SHORT EXERCISE: Go through the listing below and list every line with "一共要多少钱".

>> start MATERIAL SUPPLIED

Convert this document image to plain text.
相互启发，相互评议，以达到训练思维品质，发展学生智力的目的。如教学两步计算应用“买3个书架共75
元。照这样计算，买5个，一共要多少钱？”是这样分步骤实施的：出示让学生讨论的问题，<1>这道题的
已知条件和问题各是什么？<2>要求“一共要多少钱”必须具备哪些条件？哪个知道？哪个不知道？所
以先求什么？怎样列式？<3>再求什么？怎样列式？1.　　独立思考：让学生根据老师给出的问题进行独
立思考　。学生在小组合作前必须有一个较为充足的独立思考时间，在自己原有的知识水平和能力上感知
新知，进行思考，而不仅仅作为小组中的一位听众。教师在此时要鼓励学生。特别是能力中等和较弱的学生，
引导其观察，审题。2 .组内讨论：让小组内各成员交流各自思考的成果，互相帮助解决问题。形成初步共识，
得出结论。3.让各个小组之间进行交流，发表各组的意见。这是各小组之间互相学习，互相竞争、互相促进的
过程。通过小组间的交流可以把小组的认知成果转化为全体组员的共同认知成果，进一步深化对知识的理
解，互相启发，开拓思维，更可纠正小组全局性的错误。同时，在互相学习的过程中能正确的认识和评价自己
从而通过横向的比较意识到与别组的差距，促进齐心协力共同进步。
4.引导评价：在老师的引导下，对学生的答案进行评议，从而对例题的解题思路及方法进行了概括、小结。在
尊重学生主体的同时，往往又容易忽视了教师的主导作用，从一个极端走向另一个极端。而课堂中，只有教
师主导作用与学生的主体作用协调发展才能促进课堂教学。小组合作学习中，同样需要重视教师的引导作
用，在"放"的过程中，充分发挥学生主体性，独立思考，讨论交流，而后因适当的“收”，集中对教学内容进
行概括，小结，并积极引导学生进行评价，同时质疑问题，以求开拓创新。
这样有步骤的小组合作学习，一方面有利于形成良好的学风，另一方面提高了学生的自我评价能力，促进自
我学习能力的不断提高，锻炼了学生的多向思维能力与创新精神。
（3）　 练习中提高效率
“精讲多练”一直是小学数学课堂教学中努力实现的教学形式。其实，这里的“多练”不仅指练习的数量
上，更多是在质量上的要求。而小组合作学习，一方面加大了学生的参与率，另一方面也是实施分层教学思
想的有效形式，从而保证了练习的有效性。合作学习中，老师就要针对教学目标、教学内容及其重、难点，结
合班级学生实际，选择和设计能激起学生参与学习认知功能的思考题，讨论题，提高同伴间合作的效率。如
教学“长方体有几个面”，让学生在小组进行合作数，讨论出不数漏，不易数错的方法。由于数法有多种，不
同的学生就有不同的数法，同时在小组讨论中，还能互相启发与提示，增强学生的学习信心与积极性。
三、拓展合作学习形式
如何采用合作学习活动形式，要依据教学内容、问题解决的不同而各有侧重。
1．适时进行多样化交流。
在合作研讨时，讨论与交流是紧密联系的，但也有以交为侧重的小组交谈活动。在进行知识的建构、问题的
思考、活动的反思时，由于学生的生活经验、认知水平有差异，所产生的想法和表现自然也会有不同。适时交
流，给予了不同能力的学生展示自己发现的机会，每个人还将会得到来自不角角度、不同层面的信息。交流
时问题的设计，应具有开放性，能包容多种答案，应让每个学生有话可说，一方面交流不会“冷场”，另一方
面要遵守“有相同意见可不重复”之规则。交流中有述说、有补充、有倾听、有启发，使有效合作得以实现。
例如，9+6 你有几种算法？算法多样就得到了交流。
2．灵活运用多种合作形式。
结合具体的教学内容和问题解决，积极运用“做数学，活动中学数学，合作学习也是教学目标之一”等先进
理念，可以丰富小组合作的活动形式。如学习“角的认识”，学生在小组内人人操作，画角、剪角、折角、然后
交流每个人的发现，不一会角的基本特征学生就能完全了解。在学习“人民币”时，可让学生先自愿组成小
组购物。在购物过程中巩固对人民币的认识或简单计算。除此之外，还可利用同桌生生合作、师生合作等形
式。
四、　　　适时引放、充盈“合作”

>> end MATERIAL SUPPLIED

SOLUTION TO THIS PROBLEM:
元。照这样计算，买5个，一共要多少钱？”是这样分步骤实施的：出示让学生讨论的问题，<1>这道题的
已知条件和问题各是什么？<2>要求“一共要多少钱”必须具备哪些条件？哪个知道？哪个不知道？所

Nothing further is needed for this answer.